# WHAT TO WORK ON
Reproduce the part of the text about parents and their children between "I have a real" and "deserved to suffer.", inclusive.

# EXTRACT TO READ
I have a real tenderness for and sense of protection for parents here, that there is a place here, and a voice here that speaks to their fear that they will inevitably lose their children or that their children will live lost lives.

I see this forum as a place where parents, mainly mothers, restore their belief in themselves and their lives. First this begins with boundaries. Eventually for many of us we can begin to have our children back into our lives to some extent or another. For me this required first that I be safe and that I give up the idea I had control over and responsibility for my son's life. I also had to forgive myself for failures and errors, and the sense that I deserved to suffer.

A number of the parents who were here when I came 5 years ago, are able now to have relationships with their children. This does not necessarily mean that their children live in the way that these parents would have hoped for; nor does it mean that they can tolerate how their children live. Like Busy says, what has shifted is that the parents no longer define themselves or their lives based upon the circumstances of their children.

# DATA RECORDS
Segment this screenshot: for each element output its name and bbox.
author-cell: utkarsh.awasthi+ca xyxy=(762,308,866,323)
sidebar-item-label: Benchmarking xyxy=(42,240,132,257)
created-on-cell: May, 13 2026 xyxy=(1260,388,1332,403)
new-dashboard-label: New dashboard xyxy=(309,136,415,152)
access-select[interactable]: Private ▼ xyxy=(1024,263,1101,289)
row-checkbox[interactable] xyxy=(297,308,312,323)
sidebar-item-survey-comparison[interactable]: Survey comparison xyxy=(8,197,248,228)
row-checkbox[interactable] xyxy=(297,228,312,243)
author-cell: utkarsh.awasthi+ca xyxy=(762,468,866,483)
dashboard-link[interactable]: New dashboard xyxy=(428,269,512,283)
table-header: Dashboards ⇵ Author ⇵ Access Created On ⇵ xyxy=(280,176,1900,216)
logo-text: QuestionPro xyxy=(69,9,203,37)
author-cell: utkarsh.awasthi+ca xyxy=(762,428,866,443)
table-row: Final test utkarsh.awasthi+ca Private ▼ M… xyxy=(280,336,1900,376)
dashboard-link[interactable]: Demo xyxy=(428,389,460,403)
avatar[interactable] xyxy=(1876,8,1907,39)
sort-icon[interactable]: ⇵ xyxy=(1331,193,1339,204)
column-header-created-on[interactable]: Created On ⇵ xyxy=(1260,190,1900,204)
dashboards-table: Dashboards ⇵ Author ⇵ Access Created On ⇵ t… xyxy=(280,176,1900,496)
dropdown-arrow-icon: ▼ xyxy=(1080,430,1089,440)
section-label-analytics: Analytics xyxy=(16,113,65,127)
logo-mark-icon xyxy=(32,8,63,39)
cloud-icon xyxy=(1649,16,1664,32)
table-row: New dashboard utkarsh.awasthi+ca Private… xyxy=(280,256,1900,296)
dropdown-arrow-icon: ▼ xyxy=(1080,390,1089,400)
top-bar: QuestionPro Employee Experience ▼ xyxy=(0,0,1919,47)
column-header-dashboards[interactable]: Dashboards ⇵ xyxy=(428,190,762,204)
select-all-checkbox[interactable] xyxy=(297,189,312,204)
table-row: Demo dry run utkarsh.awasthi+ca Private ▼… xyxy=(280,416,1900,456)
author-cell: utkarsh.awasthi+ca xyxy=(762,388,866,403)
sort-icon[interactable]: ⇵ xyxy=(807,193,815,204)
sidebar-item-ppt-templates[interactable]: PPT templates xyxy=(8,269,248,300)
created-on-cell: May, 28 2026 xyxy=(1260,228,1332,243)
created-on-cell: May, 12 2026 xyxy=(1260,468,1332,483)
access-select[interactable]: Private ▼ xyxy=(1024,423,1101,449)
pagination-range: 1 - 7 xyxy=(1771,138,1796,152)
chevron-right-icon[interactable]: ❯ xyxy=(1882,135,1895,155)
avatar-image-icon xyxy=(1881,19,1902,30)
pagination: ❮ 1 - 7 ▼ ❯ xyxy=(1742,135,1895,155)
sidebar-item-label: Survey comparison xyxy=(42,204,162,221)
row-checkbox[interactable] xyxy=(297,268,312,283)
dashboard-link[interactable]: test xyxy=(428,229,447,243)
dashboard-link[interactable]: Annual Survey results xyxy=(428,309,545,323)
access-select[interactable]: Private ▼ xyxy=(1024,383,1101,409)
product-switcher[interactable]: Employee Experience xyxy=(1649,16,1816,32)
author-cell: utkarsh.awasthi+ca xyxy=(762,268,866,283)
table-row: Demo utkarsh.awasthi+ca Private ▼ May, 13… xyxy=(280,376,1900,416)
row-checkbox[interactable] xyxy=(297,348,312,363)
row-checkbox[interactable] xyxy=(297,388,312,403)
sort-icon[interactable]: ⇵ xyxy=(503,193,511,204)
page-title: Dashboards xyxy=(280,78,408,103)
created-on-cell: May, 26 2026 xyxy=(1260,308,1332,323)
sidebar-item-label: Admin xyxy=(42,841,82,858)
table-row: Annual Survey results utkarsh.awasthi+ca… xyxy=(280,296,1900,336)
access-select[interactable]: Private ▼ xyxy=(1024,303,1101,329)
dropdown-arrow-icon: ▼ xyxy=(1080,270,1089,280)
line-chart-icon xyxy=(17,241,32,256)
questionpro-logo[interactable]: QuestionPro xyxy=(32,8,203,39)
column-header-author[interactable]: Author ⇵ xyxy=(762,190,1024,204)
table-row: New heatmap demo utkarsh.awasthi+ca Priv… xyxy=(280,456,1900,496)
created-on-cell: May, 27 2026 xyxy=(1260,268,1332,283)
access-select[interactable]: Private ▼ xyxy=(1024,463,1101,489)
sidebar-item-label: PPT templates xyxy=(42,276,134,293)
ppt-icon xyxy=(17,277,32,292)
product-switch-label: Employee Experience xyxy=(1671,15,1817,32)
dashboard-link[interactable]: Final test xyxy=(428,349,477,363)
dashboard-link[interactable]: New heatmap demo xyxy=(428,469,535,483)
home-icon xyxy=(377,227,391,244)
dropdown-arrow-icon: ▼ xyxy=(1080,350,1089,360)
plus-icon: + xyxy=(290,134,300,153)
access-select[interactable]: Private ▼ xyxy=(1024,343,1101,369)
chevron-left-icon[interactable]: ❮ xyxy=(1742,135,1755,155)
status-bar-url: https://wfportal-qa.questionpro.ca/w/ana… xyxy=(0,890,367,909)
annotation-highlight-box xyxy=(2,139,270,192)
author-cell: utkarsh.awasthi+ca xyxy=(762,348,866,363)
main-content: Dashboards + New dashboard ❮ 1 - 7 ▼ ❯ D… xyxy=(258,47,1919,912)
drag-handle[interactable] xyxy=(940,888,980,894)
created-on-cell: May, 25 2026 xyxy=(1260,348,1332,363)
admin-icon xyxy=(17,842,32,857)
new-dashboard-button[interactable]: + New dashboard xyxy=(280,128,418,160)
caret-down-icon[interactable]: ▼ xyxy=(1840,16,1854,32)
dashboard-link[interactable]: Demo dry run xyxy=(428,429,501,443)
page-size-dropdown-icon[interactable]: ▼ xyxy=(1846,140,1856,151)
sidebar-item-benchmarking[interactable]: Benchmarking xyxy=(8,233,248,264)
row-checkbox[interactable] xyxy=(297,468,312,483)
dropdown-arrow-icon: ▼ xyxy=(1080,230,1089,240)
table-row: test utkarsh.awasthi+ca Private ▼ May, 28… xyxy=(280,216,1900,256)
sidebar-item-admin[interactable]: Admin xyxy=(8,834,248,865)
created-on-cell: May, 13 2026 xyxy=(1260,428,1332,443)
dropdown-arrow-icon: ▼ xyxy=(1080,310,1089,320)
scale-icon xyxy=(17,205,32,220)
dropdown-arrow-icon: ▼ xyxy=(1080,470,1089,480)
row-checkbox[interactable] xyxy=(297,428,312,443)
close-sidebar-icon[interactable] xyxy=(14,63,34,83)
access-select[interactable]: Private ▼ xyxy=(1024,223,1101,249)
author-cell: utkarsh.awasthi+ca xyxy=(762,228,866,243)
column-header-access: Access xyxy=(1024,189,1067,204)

# EXERCISE RESULT
I have a real tenderness for and sense of protection for parents here, that there is a place here, and a voice here that speaks to their fear that they will inevitably lose their children or that their children will live lost lives.

I see this forum as a place where parents, mainly mothers, restore their belief in themselves and their lives. First this begins with boundaries. Eventually for many of us we can begin to have our children back into our lives to some extent or another. For me this required first that I be safe and that I give up the idea I had control over and responsibility for my son's life. I also had to forgive myself for failures and errors, and the sense that I deserved to suffer.